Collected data
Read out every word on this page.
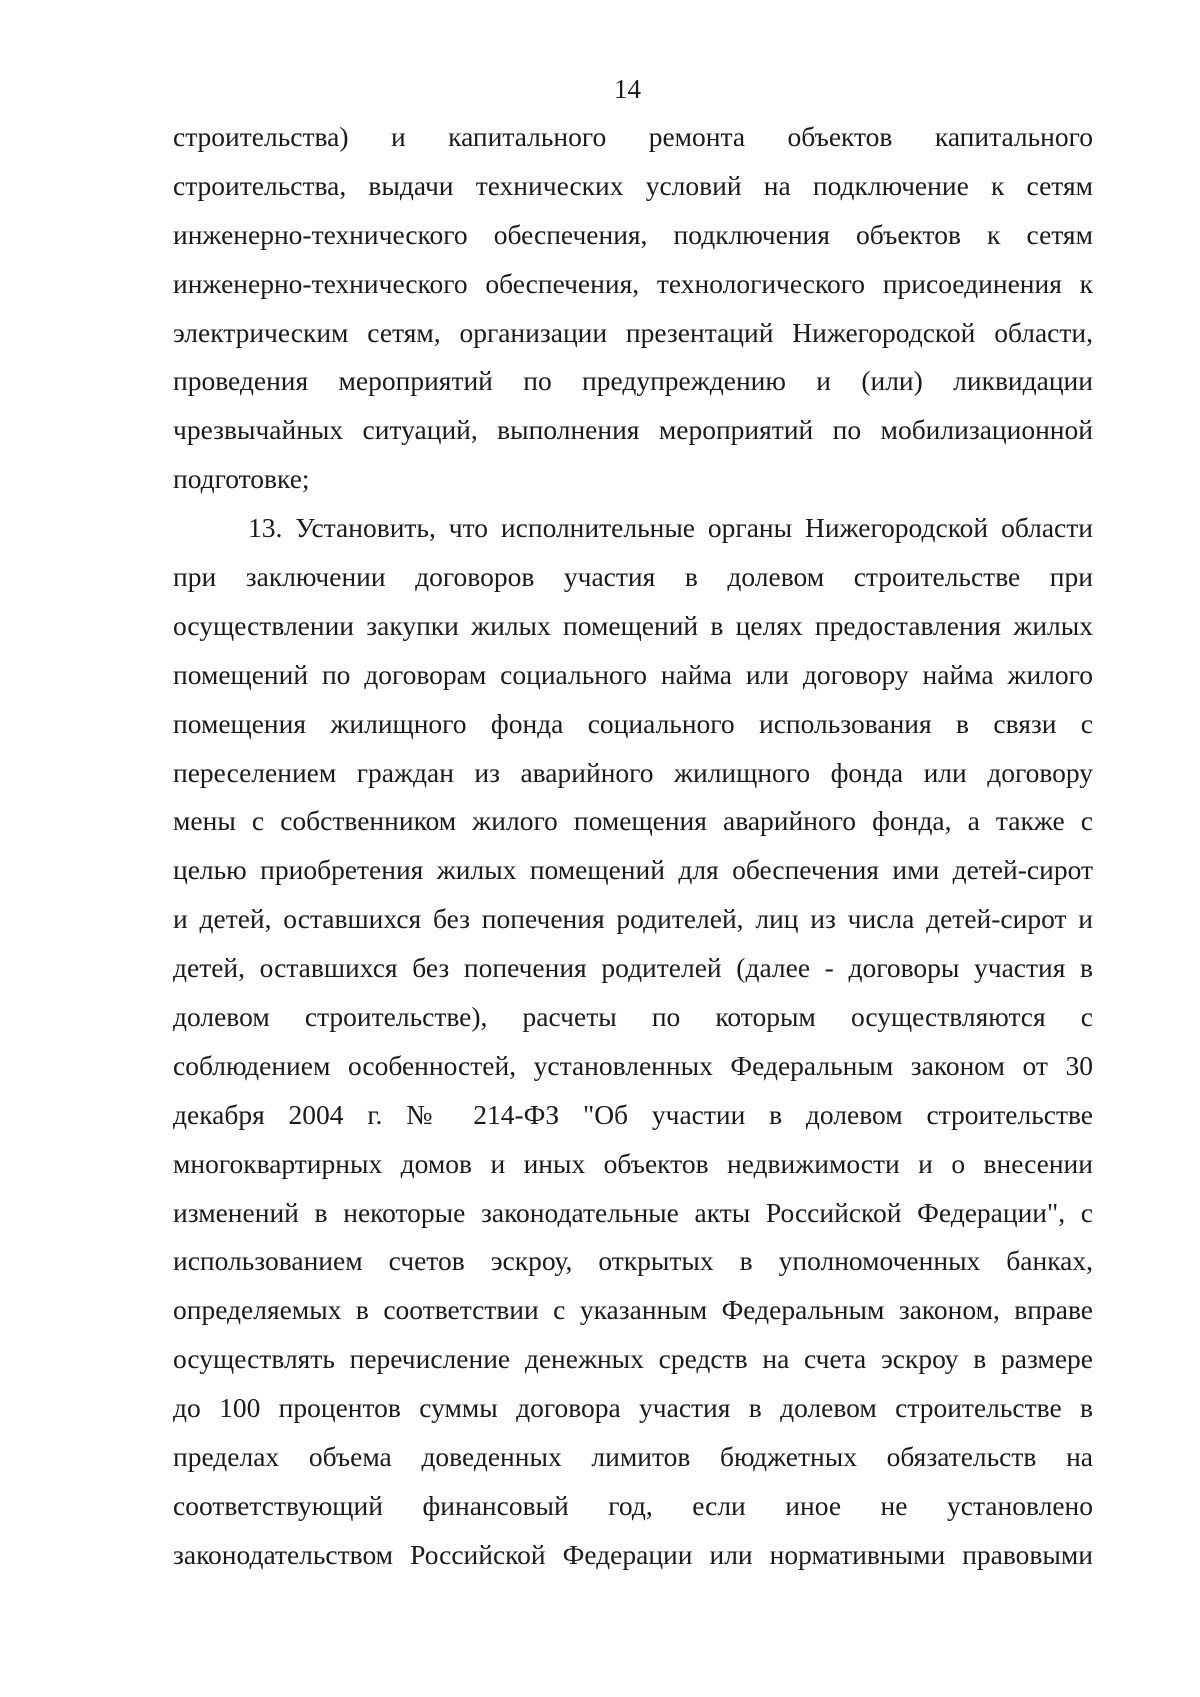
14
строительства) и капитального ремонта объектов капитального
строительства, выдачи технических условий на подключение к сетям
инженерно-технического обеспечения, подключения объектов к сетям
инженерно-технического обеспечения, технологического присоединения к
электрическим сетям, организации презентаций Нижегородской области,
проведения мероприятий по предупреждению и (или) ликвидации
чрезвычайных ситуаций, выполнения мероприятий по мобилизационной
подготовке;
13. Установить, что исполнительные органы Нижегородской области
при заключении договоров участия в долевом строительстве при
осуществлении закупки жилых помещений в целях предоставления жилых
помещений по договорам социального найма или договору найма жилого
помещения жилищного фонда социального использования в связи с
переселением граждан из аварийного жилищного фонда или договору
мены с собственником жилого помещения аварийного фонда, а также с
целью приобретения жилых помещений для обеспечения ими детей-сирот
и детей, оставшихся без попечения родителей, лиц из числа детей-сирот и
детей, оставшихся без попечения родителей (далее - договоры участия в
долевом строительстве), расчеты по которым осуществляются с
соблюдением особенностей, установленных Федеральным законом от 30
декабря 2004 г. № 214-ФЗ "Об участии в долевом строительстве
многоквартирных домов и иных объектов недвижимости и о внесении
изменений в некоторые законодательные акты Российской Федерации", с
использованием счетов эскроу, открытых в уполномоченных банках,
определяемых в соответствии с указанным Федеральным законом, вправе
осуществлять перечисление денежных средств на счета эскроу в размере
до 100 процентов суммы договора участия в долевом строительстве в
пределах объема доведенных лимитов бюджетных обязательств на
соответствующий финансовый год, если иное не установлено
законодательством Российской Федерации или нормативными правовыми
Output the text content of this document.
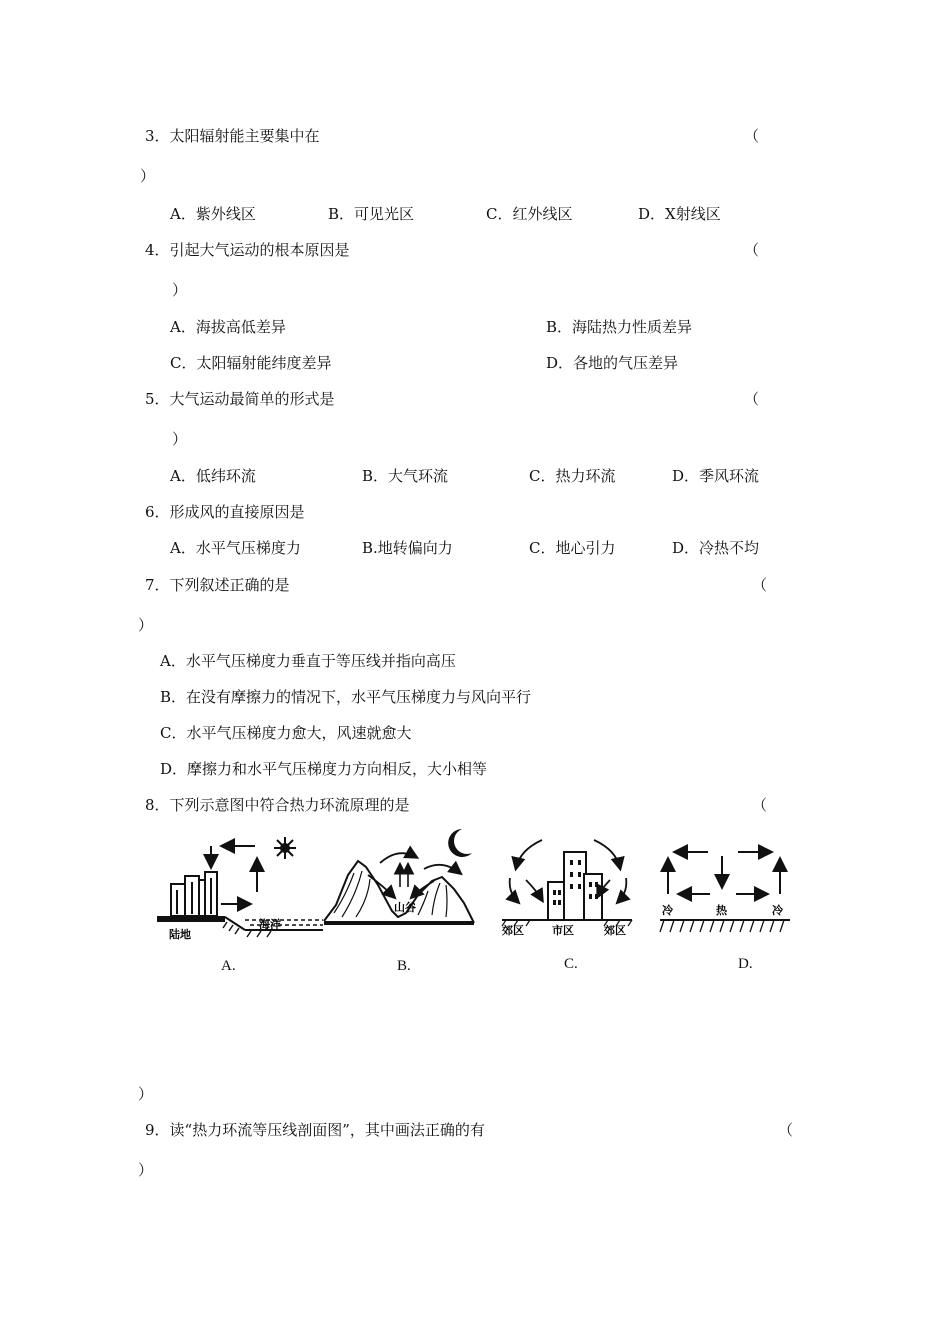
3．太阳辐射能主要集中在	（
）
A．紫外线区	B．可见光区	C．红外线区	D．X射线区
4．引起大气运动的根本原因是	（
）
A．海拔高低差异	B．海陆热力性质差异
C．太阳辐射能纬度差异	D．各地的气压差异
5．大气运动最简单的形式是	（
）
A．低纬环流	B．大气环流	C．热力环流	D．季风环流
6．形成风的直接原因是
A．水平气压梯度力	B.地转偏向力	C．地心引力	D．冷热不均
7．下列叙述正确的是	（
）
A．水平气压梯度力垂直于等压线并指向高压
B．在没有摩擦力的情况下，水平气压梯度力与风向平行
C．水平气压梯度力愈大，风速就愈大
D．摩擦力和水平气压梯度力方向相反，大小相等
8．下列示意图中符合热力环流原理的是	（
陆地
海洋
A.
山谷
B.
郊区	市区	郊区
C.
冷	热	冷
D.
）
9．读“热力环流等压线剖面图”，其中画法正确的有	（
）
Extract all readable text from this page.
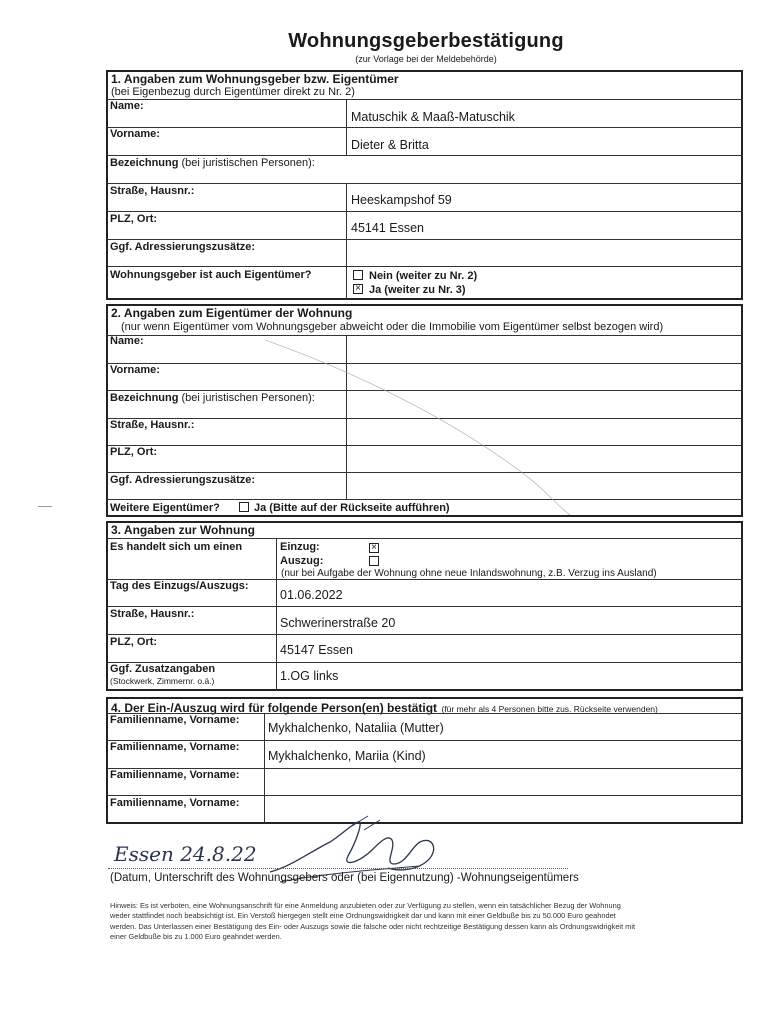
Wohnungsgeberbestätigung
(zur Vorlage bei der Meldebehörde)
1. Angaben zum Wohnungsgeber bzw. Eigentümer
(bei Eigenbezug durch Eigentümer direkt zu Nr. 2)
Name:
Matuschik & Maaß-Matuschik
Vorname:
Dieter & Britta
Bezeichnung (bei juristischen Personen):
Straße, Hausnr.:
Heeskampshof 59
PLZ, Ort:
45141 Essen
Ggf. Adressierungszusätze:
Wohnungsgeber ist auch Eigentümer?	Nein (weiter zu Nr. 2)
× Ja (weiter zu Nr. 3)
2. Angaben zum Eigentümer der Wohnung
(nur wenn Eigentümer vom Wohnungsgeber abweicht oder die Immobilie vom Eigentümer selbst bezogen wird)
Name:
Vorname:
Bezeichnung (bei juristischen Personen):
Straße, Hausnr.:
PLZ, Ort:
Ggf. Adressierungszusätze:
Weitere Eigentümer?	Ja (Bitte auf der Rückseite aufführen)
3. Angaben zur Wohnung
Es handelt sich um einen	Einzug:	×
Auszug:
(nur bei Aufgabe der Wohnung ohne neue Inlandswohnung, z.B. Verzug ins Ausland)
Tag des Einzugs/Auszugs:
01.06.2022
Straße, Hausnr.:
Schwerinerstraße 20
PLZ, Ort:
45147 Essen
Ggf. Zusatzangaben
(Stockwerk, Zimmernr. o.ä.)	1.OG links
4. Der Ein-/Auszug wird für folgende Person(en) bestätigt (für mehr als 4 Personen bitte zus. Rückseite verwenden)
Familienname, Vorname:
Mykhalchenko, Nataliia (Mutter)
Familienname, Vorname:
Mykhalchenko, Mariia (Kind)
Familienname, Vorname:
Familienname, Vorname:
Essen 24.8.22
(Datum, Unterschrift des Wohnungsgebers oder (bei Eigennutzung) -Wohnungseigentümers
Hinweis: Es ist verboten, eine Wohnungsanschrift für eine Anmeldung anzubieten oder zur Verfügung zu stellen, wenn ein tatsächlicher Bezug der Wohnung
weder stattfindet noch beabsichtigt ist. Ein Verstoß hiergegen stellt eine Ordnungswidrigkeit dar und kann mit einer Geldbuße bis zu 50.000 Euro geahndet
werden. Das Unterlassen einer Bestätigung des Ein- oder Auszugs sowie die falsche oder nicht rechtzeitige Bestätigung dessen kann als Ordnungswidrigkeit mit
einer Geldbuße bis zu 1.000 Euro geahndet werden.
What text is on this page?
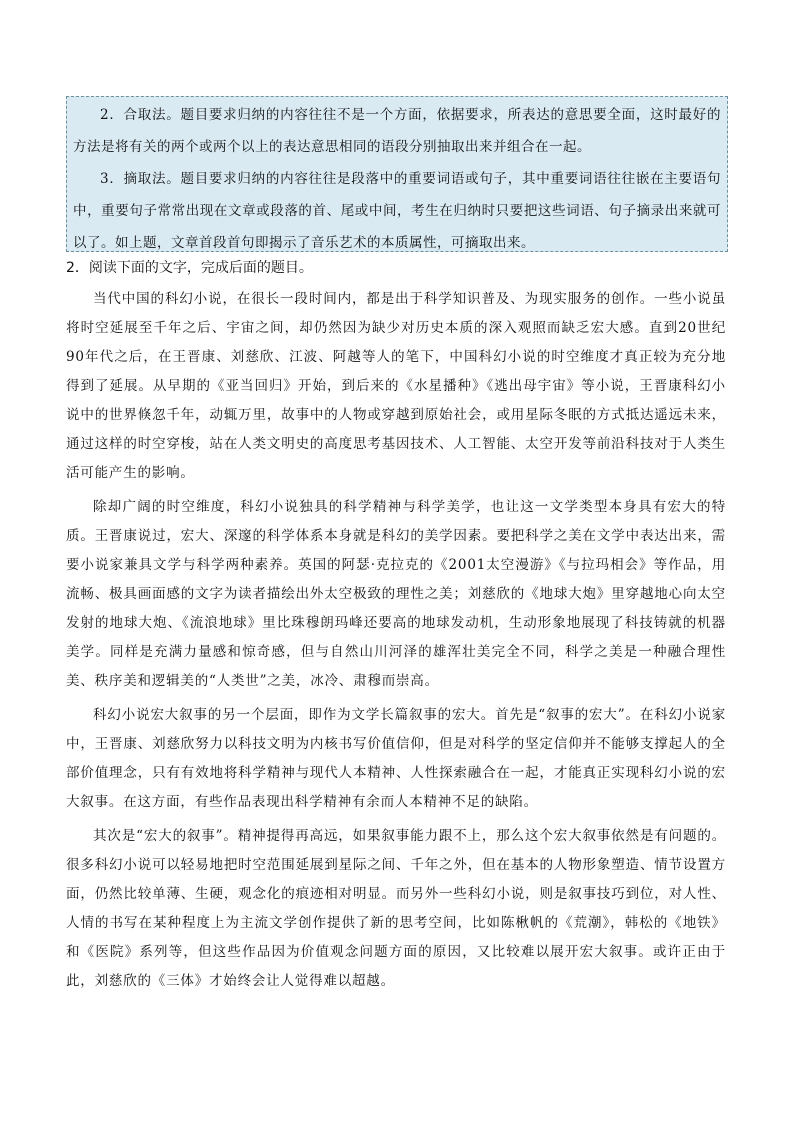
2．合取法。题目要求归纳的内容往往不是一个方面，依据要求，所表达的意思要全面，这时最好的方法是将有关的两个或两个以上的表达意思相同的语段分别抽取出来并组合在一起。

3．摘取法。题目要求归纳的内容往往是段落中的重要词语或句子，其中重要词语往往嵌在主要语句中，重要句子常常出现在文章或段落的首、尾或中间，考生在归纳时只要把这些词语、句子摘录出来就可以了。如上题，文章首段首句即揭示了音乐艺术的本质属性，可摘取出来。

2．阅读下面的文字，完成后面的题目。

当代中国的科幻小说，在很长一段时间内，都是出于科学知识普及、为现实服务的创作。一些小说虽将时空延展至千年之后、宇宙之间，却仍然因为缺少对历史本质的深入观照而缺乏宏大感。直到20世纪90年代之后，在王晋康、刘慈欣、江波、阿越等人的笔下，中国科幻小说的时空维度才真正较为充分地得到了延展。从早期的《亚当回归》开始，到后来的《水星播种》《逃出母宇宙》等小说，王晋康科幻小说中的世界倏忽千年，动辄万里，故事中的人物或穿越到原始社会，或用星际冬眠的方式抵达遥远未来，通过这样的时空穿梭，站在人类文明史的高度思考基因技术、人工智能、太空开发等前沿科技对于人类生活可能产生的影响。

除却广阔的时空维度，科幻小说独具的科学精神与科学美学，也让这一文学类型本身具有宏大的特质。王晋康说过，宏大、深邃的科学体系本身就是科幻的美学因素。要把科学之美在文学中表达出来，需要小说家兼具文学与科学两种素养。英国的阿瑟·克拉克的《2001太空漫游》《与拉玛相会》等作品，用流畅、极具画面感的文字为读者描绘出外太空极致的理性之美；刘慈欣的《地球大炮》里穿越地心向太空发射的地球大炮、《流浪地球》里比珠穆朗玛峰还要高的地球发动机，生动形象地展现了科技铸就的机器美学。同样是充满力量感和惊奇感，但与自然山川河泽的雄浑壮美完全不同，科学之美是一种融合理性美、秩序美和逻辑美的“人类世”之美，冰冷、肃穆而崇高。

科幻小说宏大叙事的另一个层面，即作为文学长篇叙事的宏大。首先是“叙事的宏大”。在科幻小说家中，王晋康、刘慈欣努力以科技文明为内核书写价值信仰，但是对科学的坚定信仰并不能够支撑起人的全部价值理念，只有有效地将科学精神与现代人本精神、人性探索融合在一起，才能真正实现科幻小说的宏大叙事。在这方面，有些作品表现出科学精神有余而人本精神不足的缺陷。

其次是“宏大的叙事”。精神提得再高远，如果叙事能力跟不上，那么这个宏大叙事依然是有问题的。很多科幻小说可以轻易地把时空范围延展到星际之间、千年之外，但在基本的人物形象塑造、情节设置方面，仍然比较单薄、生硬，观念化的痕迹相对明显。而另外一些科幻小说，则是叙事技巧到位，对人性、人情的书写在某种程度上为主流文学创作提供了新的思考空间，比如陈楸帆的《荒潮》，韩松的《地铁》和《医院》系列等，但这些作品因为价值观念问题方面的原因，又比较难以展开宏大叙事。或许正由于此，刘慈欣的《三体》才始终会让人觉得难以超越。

(Set exercise) Every line above that contains the word "werden" should be reported.

(Result for this exercise)
werden. Das Unterlassen einer Bestätigung des Ein- oder Auszugs sowie die falsche oder nicht rechtzeitige Bestätigung dessen kann als Ordnungswidrigkeit mit
einer Geldbuße bis zu 1.000 Euro geahndet werden.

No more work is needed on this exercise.